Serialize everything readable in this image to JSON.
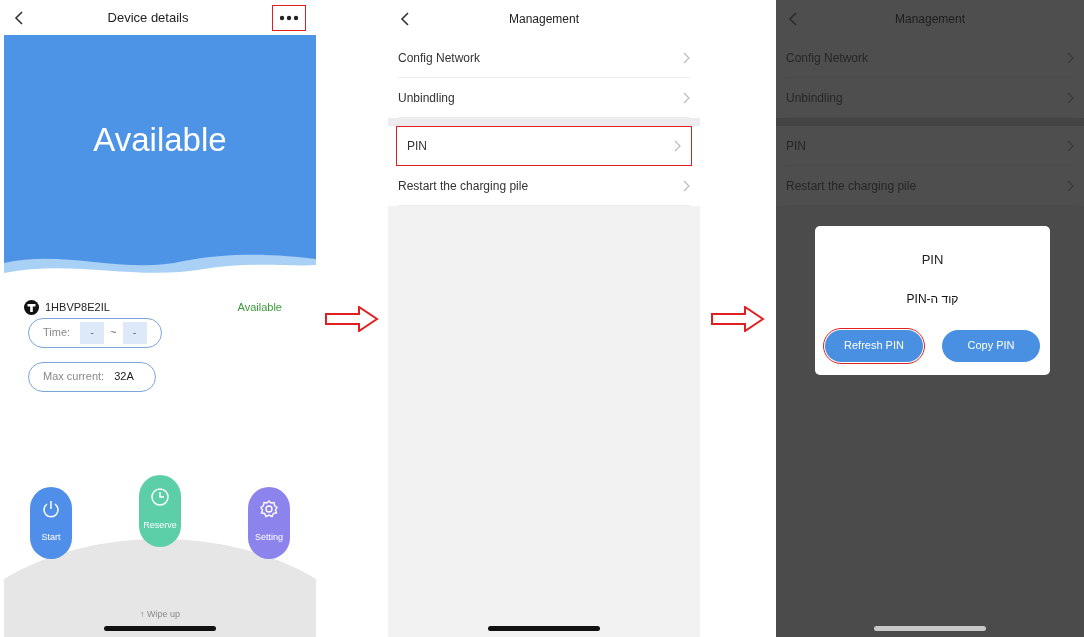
{
  "device_details": {
    "title": "Device details",
    "more_highlighted": true,
    "status_banner": "Available",
    "device_id": "1HBVP8E2IL",
    "device_status": "Available",
    "time_label": "Time:",
    "time_start": "-",
    "time_separator": "~",
    "time_end": "-",
    "max_current_label": "Max current:",
    "max_current_value": "32A",
    "actions": [
      {
        "label": "Start",
        "kind": "power",
        "color": "#4f8fea"
      },
      {
        "label": "Reserve",
        "kind": "clock",
        "color": "#5ccfa8"
      },
      {
        "label": "Setting",
        "kind": "gear",
        "color": "#8c84ec"
      }
    ],
    "swipe_hint": "↑ Wipe up"
  },
  "management": {
    "title": "Management",
    "items": [
      {
        "label": "Config Network",
        "group_start": false,
        "highlighted": false
      },
      {
        "label": "Unbindling",
        "group_start": false,
        "highlighted": false
      },
      {
        "label": "PIN",
        "group_start": true,
        "highlighted": true
      },
      {
        "label": "Restart the charging pile",
        "group_start": false,
        "highlighted": false
      }
    ]
  },
  "pin_dialog": {
    "background_title": "Management",
    "background_items": [
      {
        "label": "Config Network",
        "group_start": false
      },
      {
        "label": "Unbindling",
        "group_start": false
      },
      {
        "label": "PIN",
        "group_start": true
      },
      {
        "label": "Restart the charging pile",
        "group_start": false
      }
    ],
    "title": "PIN",
    "message": "קוד ה-PIN",
    "buttons": [
      {
        "label": "Refresh PIN",
        "highlighted": true
      },
      {
        "label": "Copy PIN",
        "highlighted": false
      }
    ]
  }
}
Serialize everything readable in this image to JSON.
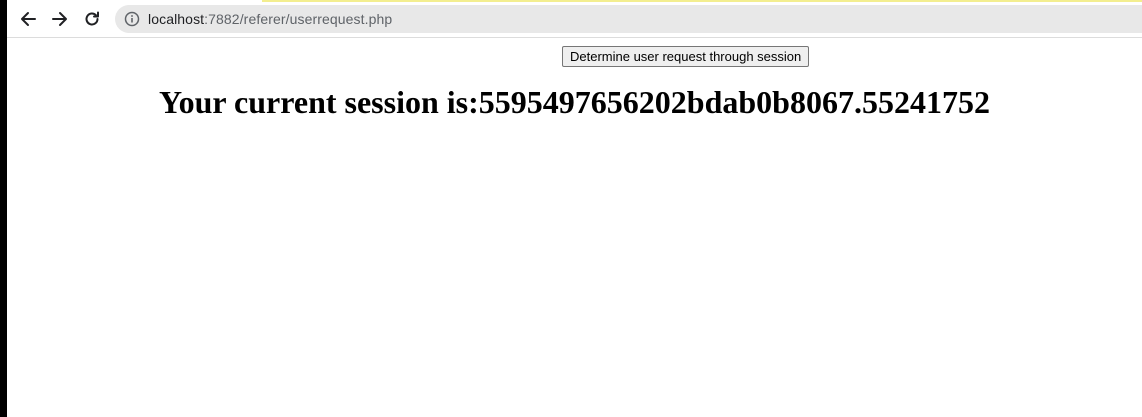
{
  "browser": {
    "url_host": "localhost",
    "url_path": ":7882/referer/userrequest.php",
    "icons": {
      "back": "back-arrow-icon",
      "forward": "forward-arrow-icon",
      "reload": "reload-icon",
      "site_info": "info-icon"
    }
  },
  "page": {
    "button_label": "Determine user request through session",
    "session_prefix": "Your current session is:",
    "session_id": "5595497656202bdab0b8067.55241752"
  }
}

════

**TASK OBJECTIVE**
Every line of the data should be copied as it stands, without the images.

**FINAL RESULT**
Serialize everything readable in this image to JSON.
{
  "device_details": {
    "title": "Device details",
    "more_highlighted": true,
    "status_banner": "Available",
    "device_id": "1HBVP8E2IL",
    "device_status": "Available",
    "time_label": "Time:",
    "time_start": "-",
    "time_separator": "~",
    "time_end": "-",
    "max_current_label": "Max current:",
    "max_current_value": "32A",
    "actions": [
      {
        "label": "Start",
        "kind": "power",
        "color": "#4f8fea"
      },
      {
        "label": "Reserve",
        "kind": "clock",
        "color": "#5ccfa8"
      },
      {
        "label": "Setting",
        "kind": "gear",
        "color": "#8c84ec"
      }
    ],
    "swipe_hint": "↑ Wipe up"
  },
  "management": {
    "title": "Management",
    "items": [
      {
        "label": "Config Network",
        "group_start": false,
        "highlighted": false
      },
      {
        "label": "Unbindling",
        "group_start": false,
        "highlighted": false
      },
      {
        "label": "PIN",
        "group_start": true,
        "highlighted": true
      },
      {
        "label": "Restart the charging pile",
        "group_start": false,
        "highlighted": false
      }
    ]
  },
  "pin_dialog": {
    "background_title": "Management",
    "background_items": [
      {
        "label": "Config Network",
        "group_start": false
      },
      {
        "label": "Unbindling",
        "group_start": false
      },
      {
        "label": "PIN",
        "group_start": true
      },
      {
        "label": "Restart the charging pile",
        "group_start": false
      }
    ],
    "title": "PIN",
    "message": "קוד ה-PIN",
    "buttons": [
      {
        "label": "Refresh PIN",
        "highlighted": true
      },
      {
        "label": "Copy PIN",
        "highlighted": false
      }
    ]
  }
}
Serialize everything readable in this image to JSON.
{
  "browser": {
    "url_host": "localhost",
    "url_path": ":7882/referer/userrequest.php",
    "icons": {
      "back": "back-arrow-icon",
      "forward": "forward-arrow-icon",
      "reload": "reload-icon",
      "site_info": "info-icon"
    }
  },
  "page": {
    "button_label": "Determine user request through session",
    "session_prefix": "Your current session is:",
    "session_id": "5595497656202bdab0b8067.55241752"
  }
}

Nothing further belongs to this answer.